● PROBLEM STATEMENT: Print the whole listing exactly.

[Records]
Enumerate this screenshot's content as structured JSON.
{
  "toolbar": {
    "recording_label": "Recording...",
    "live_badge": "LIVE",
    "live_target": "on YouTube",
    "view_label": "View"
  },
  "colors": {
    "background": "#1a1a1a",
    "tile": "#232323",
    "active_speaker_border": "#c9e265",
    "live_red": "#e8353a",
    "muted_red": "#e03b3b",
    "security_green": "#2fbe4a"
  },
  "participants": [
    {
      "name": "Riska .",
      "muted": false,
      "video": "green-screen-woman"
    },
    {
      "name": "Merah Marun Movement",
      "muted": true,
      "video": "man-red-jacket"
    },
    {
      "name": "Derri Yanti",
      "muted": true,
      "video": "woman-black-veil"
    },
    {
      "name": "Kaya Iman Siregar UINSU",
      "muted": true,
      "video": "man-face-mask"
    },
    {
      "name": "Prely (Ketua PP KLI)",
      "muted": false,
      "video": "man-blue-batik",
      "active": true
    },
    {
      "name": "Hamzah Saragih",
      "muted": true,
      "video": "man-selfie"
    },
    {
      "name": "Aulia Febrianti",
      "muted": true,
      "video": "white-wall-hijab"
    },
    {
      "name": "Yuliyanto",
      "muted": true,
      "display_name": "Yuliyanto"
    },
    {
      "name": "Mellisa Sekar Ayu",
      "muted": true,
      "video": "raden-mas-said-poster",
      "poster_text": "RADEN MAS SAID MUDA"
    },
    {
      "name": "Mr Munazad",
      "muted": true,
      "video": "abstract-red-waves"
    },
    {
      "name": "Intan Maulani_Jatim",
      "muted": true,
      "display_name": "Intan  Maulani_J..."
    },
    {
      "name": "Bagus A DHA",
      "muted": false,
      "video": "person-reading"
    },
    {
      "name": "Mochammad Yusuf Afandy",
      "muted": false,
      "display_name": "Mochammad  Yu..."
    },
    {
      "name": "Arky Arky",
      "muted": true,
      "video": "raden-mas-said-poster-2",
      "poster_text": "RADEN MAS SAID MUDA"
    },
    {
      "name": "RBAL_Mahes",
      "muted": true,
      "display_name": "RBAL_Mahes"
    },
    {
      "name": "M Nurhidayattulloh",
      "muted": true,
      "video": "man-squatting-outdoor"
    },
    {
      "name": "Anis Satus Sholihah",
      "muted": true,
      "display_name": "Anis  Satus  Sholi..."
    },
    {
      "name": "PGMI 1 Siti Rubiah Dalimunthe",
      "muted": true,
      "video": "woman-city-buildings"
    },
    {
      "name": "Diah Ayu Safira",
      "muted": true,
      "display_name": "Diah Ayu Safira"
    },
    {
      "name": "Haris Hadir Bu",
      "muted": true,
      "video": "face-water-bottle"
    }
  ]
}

● EXPECTED OUTPUT:
Enumerate this screenshot's content as structured JSON.
{
  "toolbar": {
    "recording_label": "Recording...",
    "live_badge": "LIVE",
    "live_target": "on YouTube",
    "view_label": "View"
  },
  "colors": {
    "background": "#1a1a1a",
    "tile": "#232323",
    "active_speaker_border": "#c9e265",
    "live_red": "#e8353a",
    "muted_red": "#e03b3b",
    "security_green": "#2fbe4a"
  },
  "participants": [
    {
      "name": "Riska .",
      "muted": false,
      "video": "green-screen-woman"
    },
    {
      "name": "Merah Marun Movement",
      "muted": true,
      "video": "man-red-jacket"
    },
    {
      "name": "Derri Yanti",
      "muted": true,
      "video": "woman-black-veil"
    },
    {
      "name": "Kaya Iman Siregar UINSU",
      "muted": true,
      "video": "man-face-mask"
    },
    {
      "name": "Prely (Ketua PP KLI)",
      "muted": false,
      "video": "man-blue-batik",
      "active": true
    },
    {
      "name": "Hamzah Saragih",
      "muted": true,
      "video": "man-selfie"
    },
    {
      "name": "Aulia Febrianti",
      "muted": true,
      "video": "white-wall-hijab"
    },
    {
      "name": "Yuliyanto",
      "muted": true,
      "display_name": "Yuliyanto"
    },
    {
      "name": "Mellisa Sekar Ayu",
      "muted": true,
      "video": "raden-mas-said-poster",
      "poster_text": "RADEN MAS SAID MUDA"
    },
    {
      "name": "Mr Munazad",
      "muted": true,
      "video": "abstract-red-waves"
    },
    {
      "name": "Intan Maulani_Jatim",
      "muted": true,
      "display_name": "Intan  Maulani_J..."
    },
    {
      "name": "Bagus A DHA",
      "muted": false,
      "video": "person-reading"
    },
    {
      "name": "Mochammad Yusuf Afandy",
      "muted": false,
      "display_name": "Mochammad  Yu..."
    },
    {
      "name": "Arky Arky",
      "muted": true,
      "video": "raden-mas-said-poster-2",
      "poster_text": "RADEN MAS SAID MUDA"
    },
    {
      "name": "RBAL_Mahes",
      "muted": true,
      "display_name": "RBAL_Mahes"
    },
    {
      "name": "M Nurhidayattulloh",
      "muted": true,
      "video": "man-squatting-outdoor"
    },
    {
      "name": "Anis Satus Sholihah",
      "muted": true,
      "display_name": "Anis  Satus  Sholi..."
    },
    {
      "name": "PGMI 1 Siti Rubiah Dalimunthe",
      "muted": true,
      "video": "woman-city-buildings"
    },
    {
      "name": "Diah Ayu Safira",
      "muted": true,
      "display_name": "Diah Ayu Safira"
    },
    {
      "name": "Haris Hadir Bu",
      "muted": true,
      "video": "face-water-bottle"
    }
  ]
}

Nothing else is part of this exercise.